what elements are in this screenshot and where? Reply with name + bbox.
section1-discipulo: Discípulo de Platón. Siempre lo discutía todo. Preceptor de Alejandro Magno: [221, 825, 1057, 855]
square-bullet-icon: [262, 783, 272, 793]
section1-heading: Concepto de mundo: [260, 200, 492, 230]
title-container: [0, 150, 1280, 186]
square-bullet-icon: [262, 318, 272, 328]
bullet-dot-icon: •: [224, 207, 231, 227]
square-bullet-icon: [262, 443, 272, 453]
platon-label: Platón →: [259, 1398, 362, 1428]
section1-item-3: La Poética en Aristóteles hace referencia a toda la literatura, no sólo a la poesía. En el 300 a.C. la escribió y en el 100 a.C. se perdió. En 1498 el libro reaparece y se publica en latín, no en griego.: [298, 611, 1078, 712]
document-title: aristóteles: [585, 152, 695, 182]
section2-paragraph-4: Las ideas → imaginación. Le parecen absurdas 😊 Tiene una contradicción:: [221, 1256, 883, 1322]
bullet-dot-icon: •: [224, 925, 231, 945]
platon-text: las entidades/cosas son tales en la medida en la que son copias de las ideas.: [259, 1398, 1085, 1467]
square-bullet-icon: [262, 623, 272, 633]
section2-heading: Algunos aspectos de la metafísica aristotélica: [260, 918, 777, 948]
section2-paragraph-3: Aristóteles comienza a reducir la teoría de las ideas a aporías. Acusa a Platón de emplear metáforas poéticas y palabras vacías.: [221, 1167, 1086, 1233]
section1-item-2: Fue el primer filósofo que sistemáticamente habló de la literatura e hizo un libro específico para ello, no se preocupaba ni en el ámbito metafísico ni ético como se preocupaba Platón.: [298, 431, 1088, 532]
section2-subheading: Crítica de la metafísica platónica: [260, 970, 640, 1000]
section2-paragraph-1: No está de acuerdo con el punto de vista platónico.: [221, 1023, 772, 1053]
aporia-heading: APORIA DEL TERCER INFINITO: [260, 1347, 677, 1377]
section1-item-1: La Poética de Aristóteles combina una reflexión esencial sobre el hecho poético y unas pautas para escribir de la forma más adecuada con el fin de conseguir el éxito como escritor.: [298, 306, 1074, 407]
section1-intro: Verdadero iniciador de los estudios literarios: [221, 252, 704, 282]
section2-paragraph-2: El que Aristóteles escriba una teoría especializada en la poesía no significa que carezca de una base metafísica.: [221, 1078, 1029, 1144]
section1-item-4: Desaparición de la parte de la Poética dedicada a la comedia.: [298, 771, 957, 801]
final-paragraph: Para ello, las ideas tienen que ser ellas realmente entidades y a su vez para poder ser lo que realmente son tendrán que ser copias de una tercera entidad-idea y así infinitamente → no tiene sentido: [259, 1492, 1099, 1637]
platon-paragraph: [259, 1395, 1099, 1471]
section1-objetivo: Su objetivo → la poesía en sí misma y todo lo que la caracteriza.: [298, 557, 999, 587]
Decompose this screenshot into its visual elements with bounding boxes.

---

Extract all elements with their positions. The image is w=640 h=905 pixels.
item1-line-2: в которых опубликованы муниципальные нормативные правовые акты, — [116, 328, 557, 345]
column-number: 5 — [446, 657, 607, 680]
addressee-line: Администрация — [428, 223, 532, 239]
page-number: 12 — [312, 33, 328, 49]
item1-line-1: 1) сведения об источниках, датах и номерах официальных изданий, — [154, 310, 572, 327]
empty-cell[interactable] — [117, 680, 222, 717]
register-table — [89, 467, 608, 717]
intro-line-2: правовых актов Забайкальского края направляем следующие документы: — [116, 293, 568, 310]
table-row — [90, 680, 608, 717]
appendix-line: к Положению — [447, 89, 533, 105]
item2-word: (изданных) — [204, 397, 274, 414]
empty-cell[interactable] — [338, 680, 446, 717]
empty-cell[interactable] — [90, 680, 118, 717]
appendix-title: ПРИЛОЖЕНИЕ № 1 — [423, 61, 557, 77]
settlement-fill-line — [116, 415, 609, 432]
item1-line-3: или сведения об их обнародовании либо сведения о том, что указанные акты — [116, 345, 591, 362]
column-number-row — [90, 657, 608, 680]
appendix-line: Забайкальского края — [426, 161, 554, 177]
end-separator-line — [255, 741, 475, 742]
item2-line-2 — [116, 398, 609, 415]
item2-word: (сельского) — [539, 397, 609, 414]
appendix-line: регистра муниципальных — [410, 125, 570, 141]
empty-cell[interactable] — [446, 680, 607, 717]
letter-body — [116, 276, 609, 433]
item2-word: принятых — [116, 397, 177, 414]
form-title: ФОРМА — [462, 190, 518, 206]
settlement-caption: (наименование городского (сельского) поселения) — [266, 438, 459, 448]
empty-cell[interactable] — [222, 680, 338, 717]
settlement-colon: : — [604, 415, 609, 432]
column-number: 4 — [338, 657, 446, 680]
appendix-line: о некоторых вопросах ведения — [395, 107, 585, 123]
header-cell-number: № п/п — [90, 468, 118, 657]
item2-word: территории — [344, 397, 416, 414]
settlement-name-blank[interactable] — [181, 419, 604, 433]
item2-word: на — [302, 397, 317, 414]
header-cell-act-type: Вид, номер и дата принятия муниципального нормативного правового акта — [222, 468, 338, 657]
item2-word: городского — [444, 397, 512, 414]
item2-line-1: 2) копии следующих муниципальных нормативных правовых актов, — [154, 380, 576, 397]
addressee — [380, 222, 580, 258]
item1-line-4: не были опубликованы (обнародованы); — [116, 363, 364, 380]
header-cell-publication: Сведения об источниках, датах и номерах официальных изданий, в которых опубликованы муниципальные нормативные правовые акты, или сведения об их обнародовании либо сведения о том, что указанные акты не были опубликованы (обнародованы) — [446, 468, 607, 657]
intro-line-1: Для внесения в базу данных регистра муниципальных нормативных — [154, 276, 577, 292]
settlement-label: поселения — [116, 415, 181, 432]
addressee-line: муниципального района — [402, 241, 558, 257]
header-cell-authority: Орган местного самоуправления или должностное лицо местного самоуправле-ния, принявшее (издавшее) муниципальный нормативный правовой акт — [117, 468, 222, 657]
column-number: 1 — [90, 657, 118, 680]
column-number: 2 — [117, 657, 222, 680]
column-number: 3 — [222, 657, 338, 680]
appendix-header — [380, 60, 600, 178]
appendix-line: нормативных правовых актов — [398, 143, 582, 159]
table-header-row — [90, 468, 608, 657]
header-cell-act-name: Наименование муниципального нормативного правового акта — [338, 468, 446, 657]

==

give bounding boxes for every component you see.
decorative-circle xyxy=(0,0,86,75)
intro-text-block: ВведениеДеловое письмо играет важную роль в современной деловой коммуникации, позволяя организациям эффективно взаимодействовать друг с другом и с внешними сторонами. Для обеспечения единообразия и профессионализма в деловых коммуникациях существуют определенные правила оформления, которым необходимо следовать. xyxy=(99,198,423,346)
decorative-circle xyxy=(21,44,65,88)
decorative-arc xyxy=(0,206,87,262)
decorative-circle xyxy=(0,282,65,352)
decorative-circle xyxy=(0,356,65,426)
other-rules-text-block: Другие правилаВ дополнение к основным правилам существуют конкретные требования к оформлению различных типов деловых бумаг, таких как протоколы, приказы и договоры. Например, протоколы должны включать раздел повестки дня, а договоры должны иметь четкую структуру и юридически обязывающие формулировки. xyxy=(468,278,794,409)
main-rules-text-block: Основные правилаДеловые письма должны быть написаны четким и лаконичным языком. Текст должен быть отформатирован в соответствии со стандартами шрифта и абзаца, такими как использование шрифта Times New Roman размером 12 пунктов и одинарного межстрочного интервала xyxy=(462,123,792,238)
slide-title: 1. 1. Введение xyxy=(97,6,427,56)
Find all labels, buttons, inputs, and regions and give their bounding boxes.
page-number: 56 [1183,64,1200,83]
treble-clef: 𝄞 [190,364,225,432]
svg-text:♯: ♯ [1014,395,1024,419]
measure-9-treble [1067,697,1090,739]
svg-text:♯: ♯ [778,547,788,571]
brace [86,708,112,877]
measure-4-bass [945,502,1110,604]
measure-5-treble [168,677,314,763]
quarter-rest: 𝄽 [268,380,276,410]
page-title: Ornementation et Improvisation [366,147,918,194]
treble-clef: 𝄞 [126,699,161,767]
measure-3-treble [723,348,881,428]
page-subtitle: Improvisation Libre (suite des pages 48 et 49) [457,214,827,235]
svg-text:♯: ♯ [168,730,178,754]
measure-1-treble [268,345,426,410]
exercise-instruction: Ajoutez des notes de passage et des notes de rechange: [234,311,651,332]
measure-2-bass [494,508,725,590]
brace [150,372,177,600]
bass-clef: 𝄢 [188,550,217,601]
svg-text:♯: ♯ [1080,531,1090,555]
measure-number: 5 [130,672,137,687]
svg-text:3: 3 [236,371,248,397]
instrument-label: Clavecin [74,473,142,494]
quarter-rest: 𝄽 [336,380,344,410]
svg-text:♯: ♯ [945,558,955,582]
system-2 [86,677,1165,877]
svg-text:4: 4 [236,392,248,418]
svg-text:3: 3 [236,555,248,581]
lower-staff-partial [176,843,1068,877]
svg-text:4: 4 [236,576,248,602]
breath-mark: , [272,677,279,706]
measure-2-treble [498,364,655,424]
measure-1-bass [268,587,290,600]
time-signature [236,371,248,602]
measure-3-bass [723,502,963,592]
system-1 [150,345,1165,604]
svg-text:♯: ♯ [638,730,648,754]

* STATED GOAL *
Please reproduce the entries word for word, starting at the line that contains "what elements are" and ending at the line that contains "section2-subheading: Crítica de", with both of those lines included.

* OUTPUT OF THE TASK *
what elements are in this screenshot and where? Reply with name + bbox.
section1-discipulo: Discípulo de Platón. Siempre lo discutía todo. Preceptor de Alejandro Magno: [221, 825, 1057, 855]
square-bullet-icon: [262, 783, 272, 793]
section1-heading: Concepto de mundo: [260, 200, 492, 230]
title-container: [0, 150, 1280, 186]
square-bullet-icon: [262, 318, 272, 328]
bullet-dot-icon: •: [224, 207, 231, 227]
square-bullet-icon: [262, 443, 272, 453]
platon-label: Platón →: [259, 1398, 362, 1428]
section1-item-3: La Poética en Aristóteles hace referencia a toda la literatura, no sólo a la poesía. En el 300 a.C. la escribió y en el 100 a.C. se perdió. En 1498 el libro reaparece y se publica en latín, no en griego.: [298, 611, 1078, 712]
document-title: aristóteles: [585, 152, 695, 182]
section2-paragraph-4: Las ideas → imaginación. Le parecen absurdas 😊 Tiene una contradicción:: [221, 1256, 883, 1322]
bullet-dot-icon: •: [224, 925, 231, 945]
platon-text: las entidades/cosas son tales en la medida en la que son copias de las ideas.: [259, 1398, 1085, 1467]
square-bullet-icon: [262, 623, 272, 633]
section2-heading: Algunos aspectos de la metafísica aristotélica: [260, 918, 777, 948]
section2-paragraph-3: Aristóteles comienza a reducir la teoría de las ideas a aporías. Acusa a Platón de emplear metáforas poéticas y palabras vacías.: [221, 1167, 1086, 1233]
section1-item-2: Fue el primer filósofo que sistemáticamente habló de la literatura e hizo un libro específico para ello, no se preocupaba ni en el ámbito metafísico ni ético como se preocupaba Platón.: [298, 431, 1088, 532]
section2-subheading: Crítica de la metafísica platónica: [260, 970, 640, 1000]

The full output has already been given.